■ Source data:
########
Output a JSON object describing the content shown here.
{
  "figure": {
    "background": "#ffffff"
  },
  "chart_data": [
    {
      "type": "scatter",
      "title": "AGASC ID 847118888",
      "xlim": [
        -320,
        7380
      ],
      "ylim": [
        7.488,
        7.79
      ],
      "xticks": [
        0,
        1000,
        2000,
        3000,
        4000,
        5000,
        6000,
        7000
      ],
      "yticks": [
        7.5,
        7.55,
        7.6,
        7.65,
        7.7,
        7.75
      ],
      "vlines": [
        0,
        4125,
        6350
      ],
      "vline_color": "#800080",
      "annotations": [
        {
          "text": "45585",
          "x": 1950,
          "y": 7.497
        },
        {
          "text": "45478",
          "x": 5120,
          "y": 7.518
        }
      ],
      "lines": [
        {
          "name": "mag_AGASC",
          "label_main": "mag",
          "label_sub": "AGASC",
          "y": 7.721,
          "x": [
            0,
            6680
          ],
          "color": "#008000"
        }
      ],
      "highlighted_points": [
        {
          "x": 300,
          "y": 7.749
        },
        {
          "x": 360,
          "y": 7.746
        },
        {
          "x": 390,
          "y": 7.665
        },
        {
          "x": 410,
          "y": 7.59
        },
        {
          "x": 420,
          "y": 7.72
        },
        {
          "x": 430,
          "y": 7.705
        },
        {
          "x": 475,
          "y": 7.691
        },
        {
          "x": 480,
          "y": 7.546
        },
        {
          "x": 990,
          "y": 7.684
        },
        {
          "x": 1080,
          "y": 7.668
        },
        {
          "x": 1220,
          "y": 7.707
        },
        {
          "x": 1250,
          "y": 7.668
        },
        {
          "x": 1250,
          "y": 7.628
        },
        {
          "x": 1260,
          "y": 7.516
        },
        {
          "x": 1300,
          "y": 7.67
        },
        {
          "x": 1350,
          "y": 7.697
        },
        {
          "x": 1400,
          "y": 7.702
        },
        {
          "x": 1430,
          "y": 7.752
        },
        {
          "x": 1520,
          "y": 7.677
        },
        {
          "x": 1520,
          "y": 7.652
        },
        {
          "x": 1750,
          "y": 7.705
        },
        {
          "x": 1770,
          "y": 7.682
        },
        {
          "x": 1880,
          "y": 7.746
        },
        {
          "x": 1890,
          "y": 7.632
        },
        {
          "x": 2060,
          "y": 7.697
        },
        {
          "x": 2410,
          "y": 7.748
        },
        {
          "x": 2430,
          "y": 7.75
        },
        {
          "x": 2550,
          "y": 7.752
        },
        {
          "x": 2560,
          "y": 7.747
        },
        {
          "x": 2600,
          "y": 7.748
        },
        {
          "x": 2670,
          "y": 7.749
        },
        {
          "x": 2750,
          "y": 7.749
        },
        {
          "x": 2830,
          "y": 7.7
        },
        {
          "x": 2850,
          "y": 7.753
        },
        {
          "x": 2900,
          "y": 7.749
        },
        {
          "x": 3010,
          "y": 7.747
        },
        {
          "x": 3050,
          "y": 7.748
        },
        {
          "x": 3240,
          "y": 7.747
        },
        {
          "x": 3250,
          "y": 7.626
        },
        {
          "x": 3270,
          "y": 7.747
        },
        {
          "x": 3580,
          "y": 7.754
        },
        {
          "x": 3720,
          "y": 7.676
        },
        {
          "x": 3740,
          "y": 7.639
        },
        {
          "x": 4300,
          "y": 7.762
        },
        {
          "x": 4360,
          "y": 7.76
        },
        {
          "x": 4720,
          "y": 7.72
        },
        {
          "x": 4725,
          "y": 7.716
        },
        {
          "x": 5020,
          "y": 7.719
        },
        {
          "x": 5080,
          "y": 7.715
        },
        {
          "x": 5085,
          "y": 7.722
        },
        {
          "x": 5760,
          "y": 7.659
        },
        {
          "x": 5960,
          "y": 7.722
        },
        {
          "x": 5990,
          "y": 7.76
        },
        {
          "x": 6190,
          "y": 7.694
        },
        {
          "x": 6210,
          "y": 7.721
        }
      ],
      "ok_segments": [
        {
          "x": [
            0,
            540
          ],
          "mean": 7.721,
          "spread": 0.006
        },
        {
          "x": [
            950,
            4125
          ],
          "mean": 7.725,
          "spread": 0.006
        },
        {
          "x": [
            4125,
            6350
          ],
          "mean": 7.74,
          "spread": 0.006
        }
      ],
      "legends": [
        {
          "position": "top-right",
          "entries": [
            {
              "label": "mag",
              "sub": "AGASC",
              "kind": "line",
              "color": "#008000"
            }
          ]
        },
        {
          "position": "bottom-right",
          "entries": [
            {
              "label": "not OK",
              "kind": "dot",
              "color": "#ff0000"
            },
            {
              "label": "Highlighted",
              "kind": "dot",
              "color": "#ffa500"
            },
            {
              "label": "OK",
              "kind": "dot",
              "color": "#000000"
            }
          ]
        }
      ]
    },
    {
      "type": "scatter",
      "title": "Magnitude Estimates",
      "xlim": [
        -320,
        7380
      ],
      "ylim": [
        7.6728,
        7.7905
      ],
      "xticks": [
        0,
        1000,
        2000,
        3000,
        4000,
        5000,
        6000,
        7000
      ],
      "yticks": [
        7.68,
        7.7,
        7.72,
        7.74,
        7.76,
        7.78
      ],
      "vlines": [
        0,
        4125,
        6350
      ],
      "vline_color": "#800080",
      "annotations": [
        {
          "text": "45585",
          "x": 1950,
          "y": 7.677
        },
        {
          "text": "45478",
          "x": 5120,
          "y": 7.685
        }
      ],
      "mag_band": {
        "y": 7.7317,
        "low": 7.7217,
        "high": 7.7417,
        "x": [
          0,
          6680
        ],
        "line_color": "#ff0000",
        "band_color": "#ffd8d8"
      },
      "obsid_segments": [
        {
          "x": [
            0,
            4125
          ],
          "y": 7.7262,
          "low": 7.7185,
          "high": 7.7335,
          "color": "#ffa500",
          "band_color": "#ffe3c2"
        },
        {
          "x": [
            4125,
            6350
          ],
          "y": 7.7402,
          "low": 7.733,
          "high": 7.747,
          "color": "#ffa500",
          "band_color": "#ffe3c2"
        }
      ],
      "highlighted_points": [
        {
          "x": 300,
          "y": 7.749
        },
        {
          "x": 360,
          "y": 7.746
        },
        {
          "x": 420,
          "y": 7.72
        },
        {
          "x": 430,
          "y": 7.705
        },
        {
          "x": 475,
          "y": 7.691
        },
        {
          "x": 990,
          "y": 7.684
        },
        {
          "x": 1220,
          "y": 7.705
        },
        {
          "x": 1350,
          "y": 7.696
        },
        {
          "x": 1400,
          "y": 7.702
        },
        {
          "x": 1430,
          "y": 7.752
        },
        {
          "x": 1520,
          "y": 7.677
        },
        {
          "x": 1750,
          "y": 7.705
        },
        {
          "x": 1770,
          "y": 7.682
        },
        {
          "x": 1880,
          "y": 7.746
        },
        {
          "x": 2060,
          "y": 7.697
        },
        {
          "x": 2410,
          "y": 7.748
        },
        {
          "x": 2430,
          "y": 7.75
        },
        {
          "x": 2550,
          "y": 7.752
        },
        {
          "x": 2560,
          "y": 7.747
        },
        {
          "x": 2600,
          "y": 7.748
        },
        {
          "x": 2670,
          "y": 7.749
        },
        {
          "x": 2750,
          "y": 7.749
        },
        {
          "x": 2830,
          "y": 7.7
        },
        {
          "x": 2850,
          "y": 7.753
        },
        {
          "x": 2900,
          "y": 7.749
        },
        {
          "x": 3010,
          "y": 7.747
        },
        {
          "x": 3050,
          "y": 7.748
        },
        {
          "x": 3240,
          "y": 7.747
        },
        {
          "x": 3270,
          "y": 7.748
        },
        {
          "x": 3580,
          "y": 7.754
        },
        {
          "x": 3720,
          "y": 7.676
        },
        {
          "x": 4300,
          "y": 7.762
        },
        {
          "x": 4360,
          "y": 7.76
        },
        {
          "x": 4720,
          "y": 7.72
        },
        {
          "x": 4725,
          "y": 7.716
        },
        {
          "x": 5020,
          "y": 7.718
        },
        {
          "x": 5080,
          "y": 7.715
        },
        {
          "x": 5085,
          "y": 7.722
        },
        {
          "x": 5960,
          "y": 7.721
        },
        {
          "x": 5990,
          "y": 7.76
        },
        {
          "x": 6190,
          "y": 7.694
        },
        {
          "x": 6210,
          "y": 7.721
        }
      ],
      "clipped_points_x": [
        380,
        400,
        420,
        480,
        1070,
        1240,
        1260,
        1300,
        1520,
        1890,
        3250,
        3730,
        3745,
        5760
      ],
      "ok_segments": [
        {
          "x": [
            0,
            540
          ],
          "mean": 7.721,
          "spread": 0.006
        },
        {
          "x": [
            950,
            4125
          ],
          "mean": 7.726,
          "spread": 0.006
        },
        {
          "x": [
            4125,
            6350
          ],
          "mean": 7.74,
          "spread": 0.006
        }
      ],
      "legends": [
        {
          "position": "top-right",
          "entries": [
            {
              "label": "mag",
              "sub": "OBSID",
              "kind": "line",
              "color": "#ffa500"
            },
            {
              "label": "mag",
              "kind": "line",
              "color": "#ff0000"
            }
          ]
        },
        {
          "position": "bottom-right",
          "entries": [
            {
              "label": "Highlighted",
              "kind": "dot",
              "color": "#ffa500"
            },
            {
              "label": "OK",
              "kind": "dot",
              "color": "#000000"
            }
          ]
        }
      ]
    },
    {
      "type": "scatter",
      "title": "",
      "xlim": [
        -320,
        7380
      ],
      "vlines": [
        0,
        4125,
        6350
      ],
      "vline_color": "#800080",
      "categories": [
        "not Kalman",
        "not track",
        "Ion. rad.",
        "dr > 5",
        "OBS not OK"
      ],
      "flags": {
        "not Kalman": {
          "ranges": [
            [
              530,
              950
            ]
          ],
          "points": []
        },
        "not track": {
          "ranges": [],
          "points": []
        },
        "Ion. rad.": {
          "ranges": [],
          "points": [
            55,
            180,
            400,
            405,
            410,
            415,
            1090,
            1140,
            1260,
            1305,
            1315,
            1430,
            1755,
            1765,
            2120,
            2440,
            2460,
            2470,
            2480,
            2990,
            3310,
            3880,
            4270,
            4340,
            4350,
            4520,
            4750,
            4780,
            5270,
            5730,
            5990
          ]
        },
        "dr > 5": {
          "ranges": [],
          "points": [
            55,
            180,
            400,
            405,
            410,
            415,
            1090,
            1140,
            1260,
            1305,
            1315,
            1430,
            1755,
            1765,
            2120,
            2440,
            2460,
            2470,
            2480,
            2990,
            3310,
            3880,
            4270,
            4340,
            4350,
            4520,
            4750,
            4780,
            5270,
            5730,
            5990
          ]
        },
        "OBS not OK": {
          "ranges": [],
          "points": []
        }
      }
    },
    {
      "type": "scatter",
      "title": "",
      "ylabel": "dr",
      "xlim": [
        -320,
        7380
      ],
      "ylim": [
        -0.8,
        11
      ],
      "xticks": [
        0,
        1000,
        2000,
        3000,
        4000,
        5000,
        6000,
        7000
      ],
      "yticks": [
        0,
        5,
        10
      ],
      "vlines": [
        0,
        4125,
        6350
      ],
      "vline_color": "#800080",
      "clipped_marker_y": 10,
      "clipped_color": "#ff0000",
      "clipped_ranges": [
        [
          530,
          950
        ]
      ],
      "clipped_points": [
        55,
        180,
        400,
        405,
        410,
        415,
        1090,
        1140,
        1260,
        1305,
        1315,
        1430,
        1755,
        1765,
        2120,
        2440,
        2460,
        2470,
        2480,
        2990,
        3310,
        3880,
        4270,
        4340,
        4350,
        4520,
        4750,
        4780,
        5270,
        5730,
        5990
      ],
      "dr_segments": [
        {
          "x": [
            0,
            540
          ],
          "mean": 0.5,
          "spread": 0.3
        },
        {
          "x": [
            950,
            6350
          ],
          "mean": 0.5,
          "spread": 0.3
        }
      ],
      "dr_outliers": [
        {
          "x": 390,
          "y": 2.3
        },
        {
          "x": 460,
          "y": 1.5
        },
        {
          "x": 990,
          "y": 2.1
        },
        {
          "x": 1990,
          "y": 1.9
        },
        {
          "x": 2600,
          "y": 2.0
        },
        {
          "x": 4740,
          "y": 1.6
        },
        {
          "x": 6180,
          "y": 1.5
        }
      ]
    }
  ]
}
########
■ What is needed:
Only lines with the string "title" belong in your answer; copy each one.

■ Answer to this task:
      "title": "AGASC ID 847118888",
      "title": "Magnitude Estimates",
      "title": "",
      "title": "",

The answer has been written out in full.